- [GIVEN TASK]: All of the material below is to be retyped exactly.

[Stored dataset items]
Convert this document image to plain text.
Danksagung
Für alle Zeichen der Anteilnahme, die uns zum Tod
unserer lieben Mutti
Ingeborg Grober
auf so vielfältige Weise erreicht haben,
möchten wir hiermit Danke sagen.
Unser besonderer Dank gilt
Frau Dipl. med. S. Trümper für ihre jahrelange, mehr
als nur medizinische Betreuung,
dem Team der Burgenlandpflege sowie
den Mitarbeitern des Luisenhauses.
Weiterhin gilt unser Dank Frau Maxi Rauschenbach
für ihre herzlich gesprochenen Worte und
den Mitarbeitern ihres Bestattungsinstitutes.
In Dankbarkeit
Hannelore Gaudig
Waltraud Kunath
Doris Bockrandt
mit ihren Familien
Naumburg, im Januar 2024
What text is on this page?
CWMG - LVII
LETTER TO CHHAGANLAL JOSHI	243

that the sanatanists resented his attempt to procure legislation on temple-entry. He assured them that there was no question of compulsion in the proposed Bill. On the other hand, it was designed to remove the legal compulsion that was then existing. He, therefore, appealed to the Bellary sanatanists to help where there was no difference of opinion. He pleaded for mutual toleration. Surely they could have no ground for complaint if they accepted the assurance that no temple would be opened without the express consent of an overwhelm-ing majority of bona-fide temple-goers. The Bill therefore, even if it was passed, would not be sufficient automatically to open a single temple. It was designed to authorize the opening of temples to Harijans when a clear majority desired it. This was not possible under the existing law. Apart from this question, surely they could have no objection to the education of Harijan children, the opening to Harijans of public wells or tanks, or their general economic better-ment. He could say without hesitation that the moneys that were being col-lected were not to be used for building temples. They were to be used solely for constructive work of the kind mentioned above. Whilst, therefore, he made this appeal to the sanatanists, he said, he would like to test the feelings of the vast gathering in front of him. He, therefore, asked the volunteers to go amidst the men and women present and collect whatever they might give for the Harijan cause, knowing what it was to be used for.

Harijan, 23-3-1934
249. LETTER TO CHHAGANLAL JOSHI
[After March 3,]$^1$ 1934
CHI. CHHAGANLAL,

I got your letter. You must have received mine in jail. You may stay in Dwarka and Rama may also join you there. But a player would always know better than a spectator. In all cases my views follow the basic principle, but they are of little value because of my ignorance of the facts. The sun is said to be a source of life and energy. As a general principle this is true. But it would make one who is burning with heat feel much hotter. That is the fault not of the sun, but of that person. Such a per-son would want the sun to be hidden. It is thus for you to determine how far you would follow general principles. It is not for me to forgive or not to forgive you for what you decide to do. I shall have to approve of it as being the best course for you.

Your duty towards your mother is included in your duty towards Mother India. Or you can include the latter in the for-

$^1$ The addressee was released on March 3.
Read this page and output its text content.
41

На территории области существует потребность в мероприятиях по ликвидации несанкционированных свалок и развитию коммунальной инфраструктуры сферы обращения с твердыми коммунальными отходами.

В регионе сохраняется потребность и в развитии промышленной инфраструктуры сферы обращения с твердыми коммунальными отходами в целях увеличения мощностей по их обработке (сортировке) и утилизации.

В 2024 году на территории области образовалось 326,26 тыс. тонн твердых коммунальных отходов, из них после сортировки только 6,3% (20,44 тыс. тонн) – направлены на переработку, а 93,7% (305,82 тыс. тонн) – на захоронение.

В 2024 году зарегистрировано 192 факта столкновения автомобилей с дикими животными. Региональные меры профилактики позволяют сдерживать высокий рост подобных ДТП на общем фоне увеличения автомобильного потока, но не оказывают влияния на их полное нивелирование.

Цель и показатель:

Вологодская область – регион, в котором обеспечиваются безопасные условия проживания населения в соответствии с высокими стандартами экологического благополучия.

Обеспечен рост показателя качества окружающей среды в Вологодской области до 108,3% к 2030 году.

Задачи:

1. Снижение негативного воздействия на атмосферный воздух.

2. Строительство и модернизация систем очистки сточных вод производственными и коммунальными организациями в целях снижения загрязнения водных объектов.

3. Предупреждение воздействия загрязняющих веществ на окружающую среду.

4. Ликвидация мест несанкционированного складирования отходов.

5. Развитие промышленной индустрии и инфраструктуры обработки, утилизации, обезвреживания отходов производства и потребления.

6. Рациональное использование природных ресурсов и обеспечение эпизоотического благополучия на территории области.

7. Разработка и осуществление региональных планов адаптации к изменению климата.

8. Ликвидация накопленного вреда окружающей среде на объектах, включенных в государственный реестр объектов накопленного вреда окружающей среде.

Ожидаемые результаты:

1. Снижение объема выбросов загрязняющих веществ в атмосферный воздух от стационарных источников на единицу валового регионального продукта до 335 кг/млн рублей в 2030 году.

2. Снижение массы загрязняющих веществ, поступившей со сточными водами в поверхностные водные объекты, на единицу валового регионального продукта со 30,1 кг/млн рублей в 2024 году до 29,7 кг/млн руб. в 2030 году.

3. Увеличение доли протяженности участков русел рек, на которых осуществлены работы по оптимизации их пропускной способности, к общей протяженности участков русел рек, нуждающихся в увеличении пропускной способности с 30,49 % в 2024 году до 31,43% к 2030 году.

- [RESPONSE FOR THIS EXERCISE]:
Convert this document image to plain text.
Danksagung
Für alle Zeichen der Anteilnahme, die uns zum Tod
unserer lieben Mutti
Ingeborg Grober
auf so vielfältige Weise erreicht haben,
möchten wir hiermit Danke sagen.
Unser besonderer Dank gilt
Frau Dipl. med. S. Trümper für ihre jahrelange, mehr
als nur medizinische Betreuung,
dem Team der Burgenlandpflege sowie
den Mitarbeitern des Luisenhauses.
Weiterhin gilt unser Dank Frau Maxi Rauschenbach
für ihre herzlich gesprochenen Worte und
den Mitarbeitern ihres Bestattungsinstitutes.
In Dankbarkeit
Hannelore Gaudig
Waltraud Kunath
Doris Bockrandt
mit ihren Familien
Naumburg, im Januar 2024
What text is on this page?
CWMG - LVII
LETTER TO CHHAGANLAL JOSHI	243

that the sanatanists resented his attempt to procure legislation on temple-entry. He assured them that there was no question of compulsion in the proposed Bill. On the other hand, it was designed to remove the legal compulsion that was then existing. He, therefore, appealed to the Bellary sanatanists to help where there was no difference of opinion. He pleaded for mutual toleration. Surely they could have no ground for complaint if they accepted the assurance that no temple would be opened without the express consent of an overwhelm-ing majority of bona-fide temple-goers. The Bill therefore, even if it was passed, would not be sufficient automatically to open a single temple. It was designed to authorize the opening of temples to Harijans when a clear majority desired it. This was not possible under the existing law. Apart from this question, surely they could have no objection to the education of Harijan children, the opening to Harijans of public wells or tanks, or their general economic better-ment. He could say without hesitation that the moneys that were being col-lected were not to be used for building temples. They were to be used solely for constructive work of the kind mentioned above. Whilst, therefore, he made this appeal to the sanatanists, he said, he would like to test the feelings of the vast gathering in front of him. He, therefore, asked the volunteers to go amidst the men and women present and collect whatever they might give for the Harijan cause, knowing what it was to be used for.

Harijan, 23-3-1934
249. LETTER TO CHHAGANLAL JOSHI
[After March 3,]$^1$ 1934
CHI. CHHAGANLAL,

I got your letter. You must have received mine in jail. You may stay in Dwarka and Rama may also join you there. But a player would always know better than a spectator. In all cases my views follow the basic principle, but they are of little value because of my ignorance of the facts. The sun is said to be a source of life and energy. As a general principle this is true. But it would make one who is burning with heat feel much hotter. That is the fault not of the sun, but of that person. Such a per-son would want the sun to be hidden. It is thus for you to determine how far you would follow general principles. It is not for me to forgive or not to forgive you for what you decide to do. I shall have to approve of it as being the best course for you.

Your duty towards your mother is included in your duty towards Mother India. Or you can include the latter in the for-

$^1$ The addressee was released on March 3.
Read this page and output its text content.
41

На территории области существует потребность в мероприятиях по ликвидации несанкционированных свалок и развитию коммунальной инфраструктуры сферы обращения с твердыми коммунальными отходами.

В регионе сохраняется потребность и в развитии промышленной инфраструктуры сферы обращения с твердыми коммунальными отходами в целях увеличения мощностей по их обработке (сортировке) и утилизации.

В 2024 году на территории области образовалось 326,26 тыс. тонн твердых коммунальных отходов, из них после сортировки только 6,3% (20,44 тыс. тонн) – направлены на переработку, а 93,7% (305,82 тыс. тонн) – на захоронение.

В 2024 году зарегистрировано 192 факта столкновения автомобилей с дикими животными. Региональные меры профилактики позволяют сдерживать высокий рост подобных ДТП на общем фоне увеличения автомобильного потока, но не оказывают влияния на их полное нивелирование.

Цель и показатель:

Вологодская область – регион, в котором обеспечиваются безопасные условия проживания населения в соответствии с высокими стандартами экологического благополучия.

Обеспечен рост показателя качества окружающей среды в Вологодской области до 108,3% к 2030 году.

Задачи:

1. Снижение негативного воздействия на атмосферный воздух.

2. Строительство и модернизация систем очистки сточных вод производственными и коммунальными организациями в целях снижения загрязнения водных объектов.

3. Предупреждение воздействия загрязняющих веществ на окружающую среду.

4. Ликвидация мест несанкционированного складирования отходов.

5. Развитие промышленной индустрии и инфраструктуры обработки, утилизации, обезвреживания отходов производства и потребления.

6. Рациональное использование природных ресурсов и обеспечение эпизоотического благополучия на территории области.

7. Разработка и осуществление региональных планов адаптации к изменению климата.

8. Ликвидация накопленного вреда окружающей среде на объектах, включенных в государственный реестр объектов накопленного вреда окружающей среде.

Ожидаемые результаты:

1. Снижение объема выбросов загрязняющих веществ в атмосферный воздух от стационарных источников на единицу валового регионального продукта до 335 кг/млн рублей в 2030 году.

2. Снижение массы загрязняющих веществ, поступившей со сточными водами в поверхностные водные объекты, на единицу валового регионального продукта со 30,1 кг/млн рублей в 2024 году до 29,7 кг/млн руб. в 2030 году.

3. Увеличение доли протяженности участков русел рек, на которых осуществлены работы по оптимизации их пропускной способности, к общей протяженности участков русел рек, нуждающихся в увеличении пропускной способности с 30,49 % в 2024 году до 31,43% к 2030 году.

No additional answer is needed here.